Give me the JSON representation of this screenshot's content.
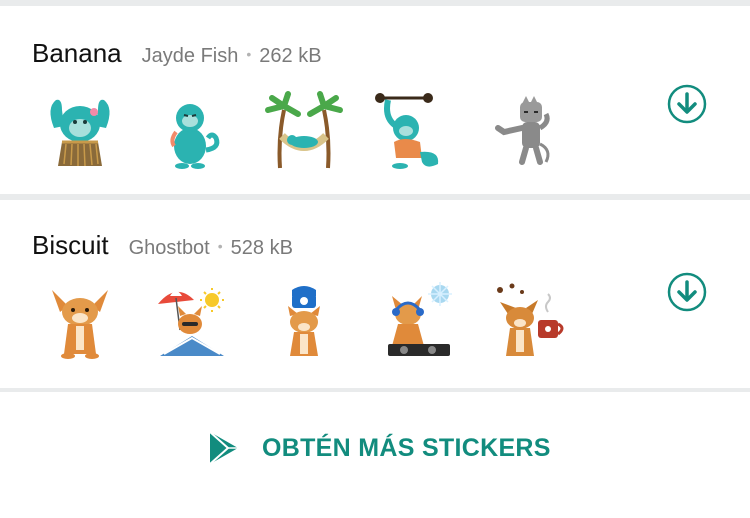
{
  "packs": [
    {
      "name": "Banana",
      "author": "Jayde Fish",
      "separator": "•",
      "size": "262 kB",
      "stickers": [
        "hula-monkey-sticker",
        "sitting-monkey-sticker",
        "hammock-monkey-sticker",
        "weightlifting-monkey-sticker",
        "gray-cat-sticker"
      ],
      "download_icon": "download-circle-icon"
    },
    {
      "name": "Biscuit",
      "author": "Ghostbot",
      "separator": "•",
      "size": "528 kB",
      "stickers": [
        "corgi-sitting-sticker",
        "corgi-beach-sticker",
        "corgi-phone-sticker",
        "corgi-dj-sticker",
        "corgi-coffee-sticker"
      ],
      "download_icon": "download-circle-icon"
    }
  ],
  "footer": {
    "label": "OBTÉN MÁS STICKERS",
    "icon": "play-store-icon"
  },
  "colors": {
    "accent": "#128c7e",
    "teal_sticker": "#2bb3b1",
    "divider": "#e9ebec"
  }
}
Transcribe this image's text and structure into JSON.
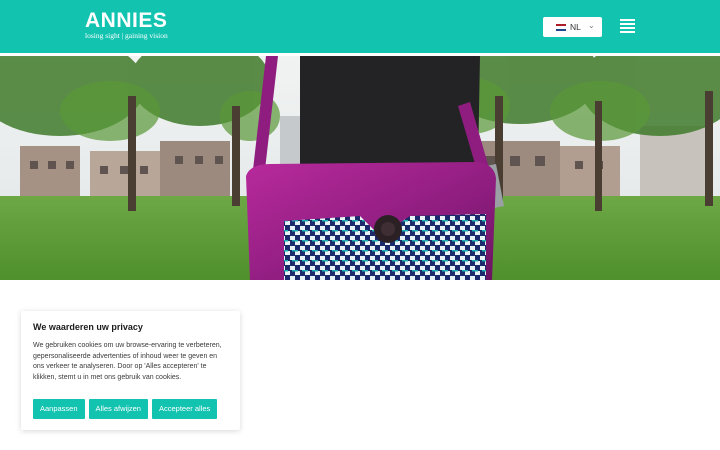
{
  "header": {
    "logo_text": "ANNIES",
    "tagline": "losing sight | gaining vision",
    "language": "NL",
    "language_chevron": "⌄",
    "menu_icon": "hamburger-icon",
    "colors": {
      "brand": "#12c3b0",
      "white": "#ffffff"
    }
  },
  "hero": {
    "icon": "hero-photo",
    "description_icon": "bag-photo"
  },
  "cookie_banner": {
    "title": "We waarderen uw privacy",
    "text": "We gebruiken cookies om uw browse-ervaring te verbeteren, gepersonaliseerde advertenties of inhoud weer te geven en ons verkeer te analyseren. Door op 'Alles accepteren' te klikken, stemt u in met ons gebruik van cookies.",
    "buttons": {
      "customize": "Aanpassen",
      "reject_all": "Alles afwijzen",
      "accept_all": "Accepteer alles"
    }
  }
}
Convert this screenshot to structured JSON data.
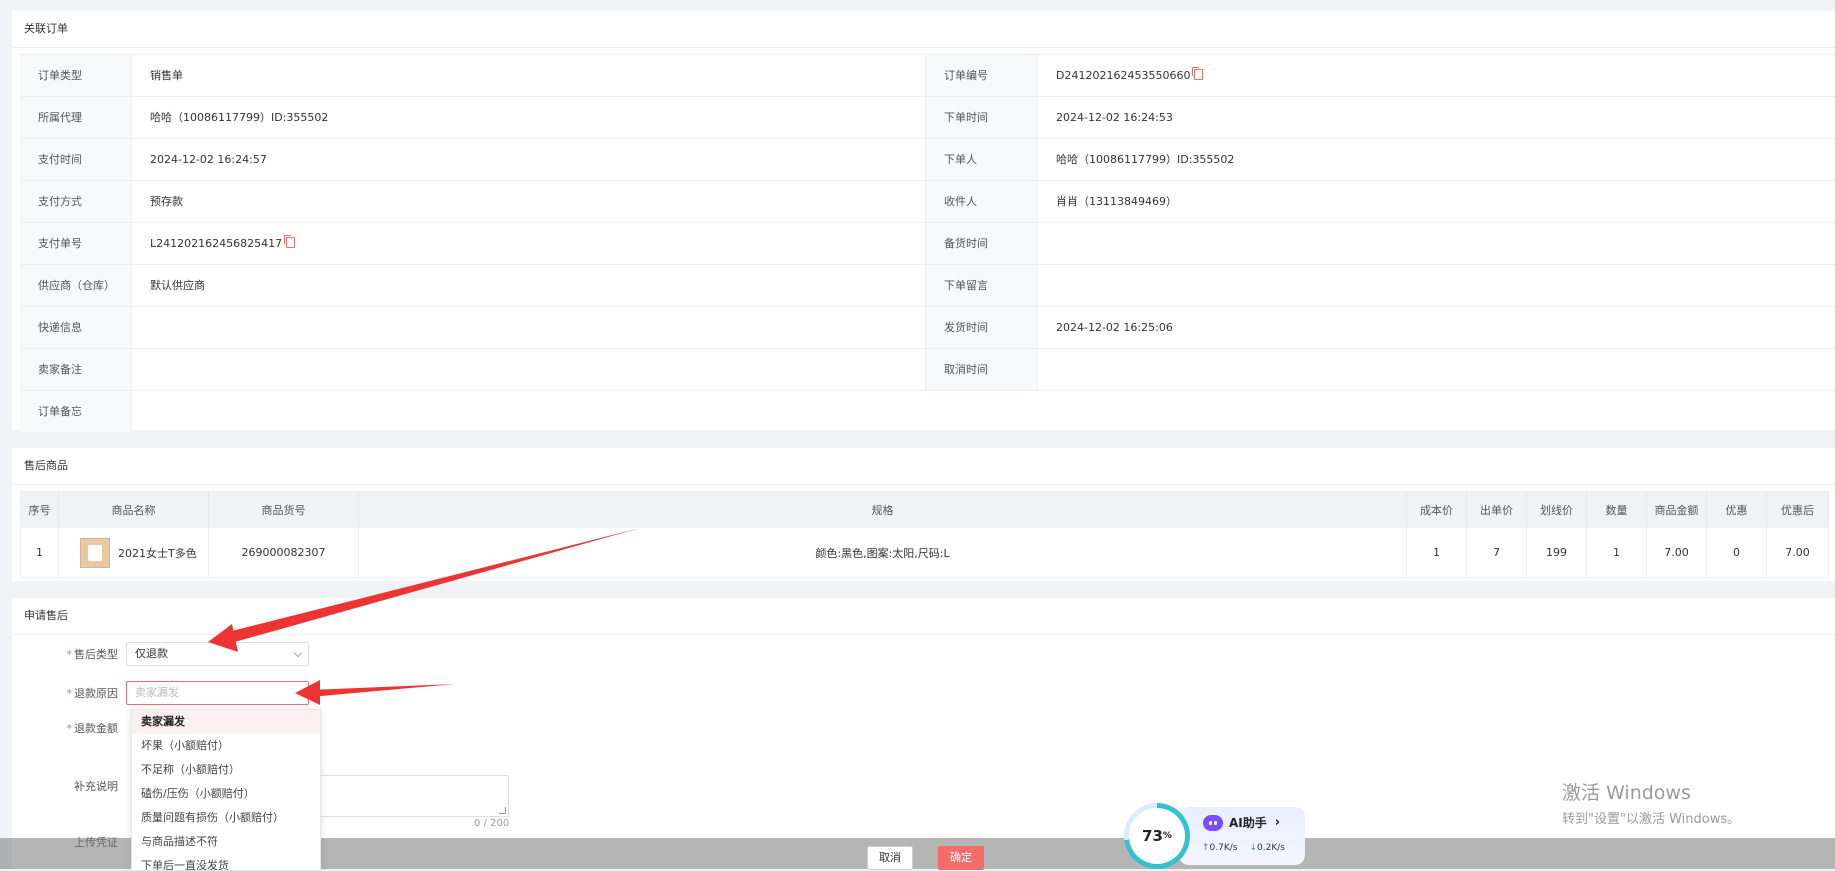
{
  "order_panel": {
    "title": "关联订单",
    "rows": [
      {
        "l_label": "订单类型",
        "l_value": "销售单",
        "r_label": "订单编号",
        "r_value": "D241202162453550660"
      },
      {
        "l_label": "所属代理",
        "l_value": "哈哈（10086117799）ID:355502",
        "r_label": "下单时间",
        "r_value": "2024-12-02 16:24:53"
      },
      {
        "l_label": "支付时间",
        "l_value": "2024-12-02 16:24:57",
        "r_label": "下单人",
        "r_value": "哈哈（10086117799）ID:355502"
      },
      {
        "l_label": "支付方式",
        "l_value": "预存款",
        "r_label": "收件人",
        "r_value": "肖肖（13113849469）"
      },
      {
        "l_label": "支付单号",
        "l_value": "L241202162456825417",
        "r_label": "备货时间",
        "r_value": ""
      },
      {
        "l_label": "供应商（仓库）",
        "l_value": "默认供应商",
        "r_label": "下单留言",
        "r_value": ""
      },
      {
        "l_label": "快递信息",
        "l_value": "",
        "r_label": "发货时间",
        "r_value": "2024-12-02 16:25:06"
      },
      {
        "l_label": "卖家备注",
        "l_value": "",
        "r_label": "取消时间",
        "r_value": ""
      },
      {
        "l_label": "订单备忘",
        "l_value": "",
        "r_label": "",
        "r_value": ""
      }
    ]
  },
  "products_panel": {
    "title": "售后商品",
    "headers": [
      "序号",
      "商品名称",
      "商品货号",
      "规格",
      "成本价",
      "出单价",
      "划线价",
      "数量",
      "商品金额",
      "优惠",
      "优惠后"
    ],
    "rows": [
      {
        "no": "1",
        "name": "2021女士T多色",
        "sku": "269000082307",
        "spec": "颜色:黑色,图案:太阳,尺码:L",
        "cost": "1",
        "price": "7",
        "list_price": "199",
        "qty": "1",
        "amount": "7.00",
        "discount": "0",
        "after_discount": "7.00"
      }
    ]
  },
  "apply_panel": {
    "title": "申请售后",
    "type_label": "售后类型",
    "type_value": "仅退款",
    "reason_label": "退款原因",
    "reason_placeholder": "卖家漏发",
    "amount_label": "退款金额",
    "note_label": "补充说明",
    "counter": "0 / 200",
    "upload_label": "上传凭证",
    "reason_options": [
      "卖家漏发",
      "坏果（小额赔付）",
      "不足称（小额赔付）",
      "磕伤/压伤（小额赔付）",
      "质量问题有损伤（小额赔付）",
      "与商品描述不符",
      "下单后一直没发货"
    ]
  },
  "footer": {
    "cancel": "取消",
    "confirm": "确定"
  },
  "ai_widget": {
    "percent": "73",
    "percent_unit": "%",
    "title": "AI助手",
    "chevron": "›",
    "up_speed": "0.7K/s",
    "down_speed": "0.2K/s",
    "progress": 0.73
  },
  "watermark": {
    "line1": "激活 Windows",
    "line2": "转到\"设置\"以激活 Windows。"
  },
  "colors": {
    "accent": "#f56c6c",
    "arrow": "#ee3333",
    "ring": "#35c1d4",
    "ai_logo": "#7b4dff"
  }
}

====

_What is required_:
Retype all of the entries exactly as written, leaving out any images.

_Answer to the task_:
Give me the JSON representation of this screenshot's content.
{
  "packs": [
    {
      "name": "Banana",
      "author": "Jayde Fish",
      "separator": "•",
      "size": "262 kB",
      "stickers": [
        "hula-monkey-sticker",
        "sitting-monkey-sticker",
        "hammock-monkey-sticker",
        "weightlifting-monkey-sticker",
        "gray-cat-sticker"
      ],
      "download_icon": "download-circle-icon"
    },
    {
      "name": "Biscuit",
      "author": "Ghostbot",
      "separator": "•",
      "size": "528 kB",
      "stickers": [
        "corgi-sitting-sticker",
        "corgi-beach-sticker",
        "corgi-phone-sticker",
        "corgi-dj-sticker",
        "corgi-coffee-sticker"
      ],
      "download_icon": "download-circle-icon"
    }
  ],
  "footer": {
    "label": "OBTÉN MÁS STICKERS",
    "icon": "play-store-icon"
  },
  "colors": {
    "accent": "#128c7e",
    "teal_sticker": "#2bb3b1",
    "divider": "#e9ebec"
  }
}
Transcribe this image's text and structure into JSON.
{
  "header": {
    "logo_text": "ANNIES",
    "tagline": "losing sight | gaining vision",
    "language": "NL",
    "language_chevron": "⌄",
    "menu_icon": "hamburger-icon",
    "colors": {
      "brand": "#12c3b0",
      "white": "#ffffff"
    }
  },
  "hero": {
    "icon": "hero-photo",
    "description_icon": "bag-photo"
  },
  "cookie_banner": {
    "title": "We waarderen uw privacy",
    "text": "We gebruiken cookies om uw browse-ervaring te verbeteren, gepersonaliseerde advertenties of inhoud weer te geven en ons verkeer te analyseren. Door op 'Alles accepteren' te klikken, stemt u in met ons gebruik van cookies.",
    "buttons": {
      "customize": "Aanpassen",
      "reject_all": "Alles afwijzen",
      "accept_all": "Accepteer alles"
    }
  }
}
Convert this screenshot to structured JSON data.
{
  "order_panel": {
    "title": "关联订单",
    "rows": [
      {
        "l_label": "订单类型",
        "l_value": "销售单",
        "r_label": "订单编号",
        "r_value": "D241202162453550660"
      },
      {
        "l_label": "所属代理",
        "l_value": "哈哈（10086117799）ID:355502",
        "r_label": "下单时间",
        "r_value": "2024-12-02 16:24:53"
      },
      {
        "l_label": "支付时间",
        "l_value": "2024-12-02 16:24:57",
        "r_label": "下单人",
        "r_value": "哈哈（10086117799）ID:355502"
      },
      {
        "l_label": "支付方式",
        "l_value": "预存款",
        "r_label": "收件人",
        "r_value": "肖肖（13113849469）"
      },
      {
        "l_label": "支付单号",
        "l_value": "L241202162456825417",
        "r_label": "备货时间",
        "r_value": ""
      },
      {
        "l_label": "供应商（仓库）",
        "l_value": "默认供应商",
        "r_label": "下单留言",
        "r_value": ""
      },
      {
        "l_label": "快递信息",
        "l_value": "",
        "r_label": "发货时间",
        "r_value": "2024-12-02 16:25:06"
      },
      {
        "l_label": "卖家备注",
        "l_value": "",
        "r_label": "取消时间",
        "r_value": ""
      },
      {
        "l_label": "订单备忘",
        "l_value": "",
        "r_label": "",
        "r_value": ""
      }
    ]
  },
  "products_panel": {
    "title": "售后商品",
    "headers": [
      "序号",
      "商品名称",
      "商品货号",
      "规格",
      "成本价",
      "出单价",
      "划线价",
      "数量",
      "商品金额",
      "优惠",
      "优惠后"
    ],
    "rows": [
      {
        "no": "1",
        "name": "2021女士T多色",
        "sku": "269000082307",
        "spec": "颜色:黑色,图案:太阳,尺码:L",
        "cost": "1",
        "price": "7",
        "list_price": "199",
        "qty": "1",
        "amount": "7.00",
        "discount": "0",
        "after_discount": "7.00"
      }
    ]
  },
  "apply_panel": {
    "title": "申请售后",
    "type_label": "售后类型",
    "type_value": "仅退款",
    "reason_label": "退款原因",
    "reason_placeholder": "卖家漏发",
    "amount_label": "退款金额",
    "note_label": "补充说明",
    "counter": "0 / 200",
    "upload_label": "上传凭证",
    "reason_options": [
      "卖家漏发",
      "坏果（小额赔付）",
      "不足称（小额赔付）",
      "磕伤/压伤（小额赔付）",
      "质量问题有损伤（小额赔付）",
      "与商品描述不符",
      "下单后一直没发货"
    ]
  },
  "footer": {
    "cancel": "取消",
    "confirm": "确定"
  },
  "ai_widget": {
    "percent": "73",
    "percent_unit": "%",
    "title": "AI助手",
    "chevron": "›",
    "up_speed": "0.7K/s",
    "down_speed": "0.2K/s",
    "progress": 0.73
  },
  "watermark": {
    "line1": "激活 Windows",
    "line2": "转到\"设置\"以激活 Windows。"
  },
  "colors": {
    "accent": "#f56c6c",
    "arrow": "#ee3333",
    "ring": "#35c1d4",
    "ai_logo": "#7b4dff"
  }
}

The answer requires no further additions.